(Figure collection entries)
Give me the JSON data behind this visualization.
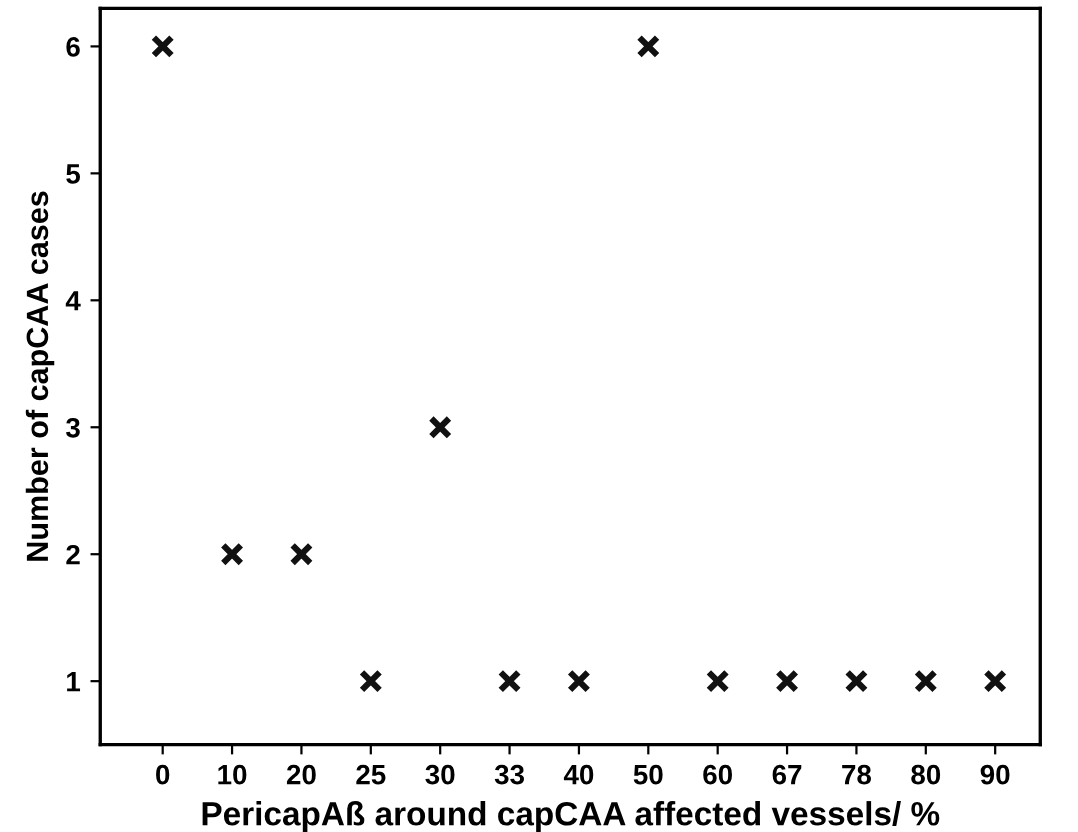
{
  "chart_data": {
    "type": "scatter",
    "xlabel": "PericapAß around capCAA affected vessels/ %",
    "ylabel": "Number of capCAA cases",
    "categories": [
      "0",
      "10",
      "20",
      "25",
      "30",
      "33",
      "40",
      "50",
      "60",
      "67",
      "78",
      "80",
      "90"
    ],
    "values": [
      6,
      2,
      2,
      1,
      3,
      1,
      1,
      6,
      1,
      1,
      1,
      1,
      1
    ],
    "color": "#111111",
    "marker": "cross",
    "ylim": [
      0.5,
      6.3
    ],
    "yticks": [
      1,
      2,
      3,
      4,
      5,
      6
    ],
    "grid": false,
    "legend": false
  }
}
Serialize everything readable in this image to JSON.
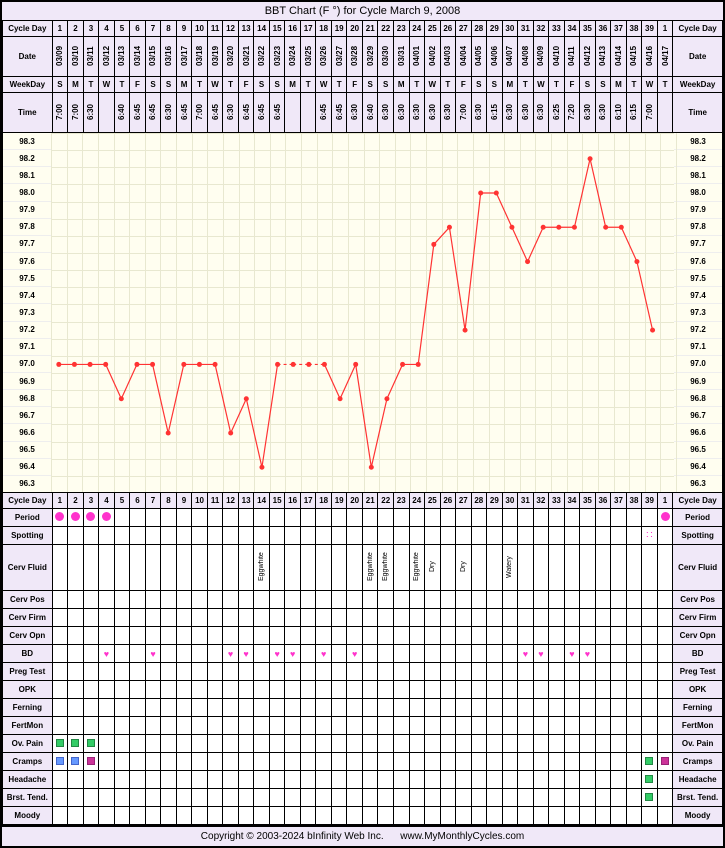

• **Work to complete**:
Go through the entries above and print each one exactly, minus the pictures.

• **Result of this exercise**:
Give me the JSON data behind this visualization.
{
  "chart_data": {
    "type": "scatter",
    "xlabel": "PericapAß around capCAA affected vessels/ %",
    "ylabel": "Number of capCAA cases",
    "categories": [
      "0",
      "10",
      "20",
      "25",
      "30",
      "33",
      "40",
      "50",
      "60",
      "67",
      "78",
      "80",
      "90"
    ],
    "values": [
      6,
      2,
      2,
      1,
      3,
      1,
      1,
      6,
      1,
      1,
      1,
      1,
      1
    ],
    "color": "#111111",
    "marker": "cross",
    "ylim": [
      0.5,
      6.3
    ],
    "yticks": [
      1,
      2,
      3,
      4,
      5,
      6
    ],
    "grid": false,
    "legend": false
  }
}
Serialize everything readable in this image to JSON.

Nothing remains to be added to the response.